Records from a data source
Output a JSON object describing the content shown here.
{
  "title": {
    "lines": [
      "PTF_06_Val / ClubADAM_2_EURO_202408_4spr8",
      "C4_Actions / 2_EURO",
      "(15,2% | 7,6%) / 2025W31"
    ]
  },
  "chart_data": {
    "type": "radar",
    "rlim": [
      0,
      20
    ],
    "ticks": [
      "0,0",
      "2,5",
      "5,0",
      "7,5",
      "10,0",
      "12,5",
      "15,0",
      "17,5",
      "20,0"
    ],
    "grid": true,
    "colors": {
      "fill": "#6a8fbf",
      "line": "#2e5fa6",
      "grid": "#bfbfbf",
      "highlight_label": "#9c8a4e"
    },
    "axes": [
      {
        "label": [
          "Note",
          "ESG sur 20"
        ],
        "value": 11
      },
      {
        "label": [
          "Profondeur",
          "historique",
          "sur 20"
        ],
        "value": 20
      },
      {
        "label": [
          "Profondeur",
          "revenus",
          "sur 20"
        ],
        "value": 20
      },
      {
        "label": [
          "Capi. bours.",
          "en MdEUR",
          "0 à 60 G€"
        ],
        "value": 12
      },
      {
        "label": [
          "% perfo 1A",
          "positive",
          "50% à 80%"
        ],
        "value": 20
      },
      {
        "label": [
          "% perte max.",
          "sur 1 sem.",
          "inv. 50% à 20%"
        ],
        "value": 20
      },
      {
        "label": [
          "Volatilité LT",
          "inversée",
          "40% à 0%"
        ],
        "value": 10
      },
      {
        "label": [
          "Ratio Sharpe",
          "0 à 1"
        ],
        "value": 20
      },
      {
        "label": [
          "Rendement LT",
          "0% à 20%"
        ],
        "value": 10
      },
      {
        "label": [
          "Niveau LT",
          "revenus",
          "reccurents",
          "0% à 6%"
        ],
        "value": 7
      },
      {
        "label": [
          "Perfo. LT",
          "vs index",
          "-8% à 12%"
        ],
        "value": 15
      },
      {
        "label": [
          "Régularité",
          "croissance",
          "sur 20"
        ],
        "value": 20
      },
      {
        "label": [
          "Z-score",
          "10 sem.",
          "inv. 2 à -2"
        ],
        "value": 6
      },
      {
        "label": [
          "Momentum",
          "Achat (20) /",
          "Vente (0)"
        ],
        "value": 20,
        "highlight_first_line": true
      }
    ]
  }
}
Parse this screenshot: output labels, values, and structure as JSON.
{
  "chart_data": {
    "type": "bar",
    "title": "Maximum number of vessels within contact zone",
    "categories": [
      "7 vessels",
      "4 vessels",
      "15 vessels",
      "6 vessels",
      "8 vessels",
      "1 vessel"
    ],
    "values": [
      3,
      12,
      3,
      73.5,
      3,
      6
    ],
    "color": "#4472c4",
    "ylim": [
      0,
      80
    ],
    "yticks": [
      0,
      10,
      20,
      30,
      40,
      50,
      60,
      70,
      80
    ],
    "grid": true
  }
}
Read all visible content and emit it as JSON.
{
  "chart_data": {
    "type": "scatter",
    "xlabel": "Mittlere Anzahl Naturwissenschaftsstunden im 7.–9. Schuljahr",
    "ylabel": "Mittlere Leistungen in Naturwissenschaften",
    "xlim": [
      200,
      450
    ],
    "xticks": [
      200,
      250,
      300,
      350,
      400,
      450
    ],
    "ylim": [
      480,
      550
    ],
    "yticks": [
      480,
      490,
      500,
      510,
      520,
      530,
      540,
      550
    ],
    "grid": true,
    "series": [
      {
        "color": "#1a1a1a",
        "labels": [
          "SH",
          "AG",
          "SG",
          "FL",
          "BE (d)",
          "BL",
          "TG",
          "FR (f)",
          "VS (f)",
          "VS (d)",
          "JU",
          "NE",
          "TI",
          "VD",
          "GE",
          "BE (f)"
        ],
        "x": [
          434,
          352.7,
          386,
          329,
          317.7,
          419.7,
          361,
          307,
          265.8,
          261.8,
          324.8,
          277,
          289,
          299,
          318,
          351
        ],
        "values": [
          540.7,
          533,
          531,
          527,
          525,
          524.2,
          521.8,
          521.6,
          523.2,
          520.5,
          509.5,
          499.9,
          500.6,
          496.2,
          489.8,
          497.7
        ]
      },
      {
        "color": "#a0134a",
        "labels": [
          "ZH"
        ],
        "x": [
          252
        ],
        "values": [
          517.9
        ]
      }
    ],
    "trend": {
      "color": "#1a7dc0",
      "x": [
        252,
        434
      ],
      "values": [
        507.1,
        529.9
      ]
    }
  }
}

▶ _GIVEN PROBLEM_:
Review the preceding data and report every line that includes the string "grid".

▶ _TASK OUTPUT_:
    "grid": true,
      "grid": "#bfbfbf",
    "grid": true
    "grid": true,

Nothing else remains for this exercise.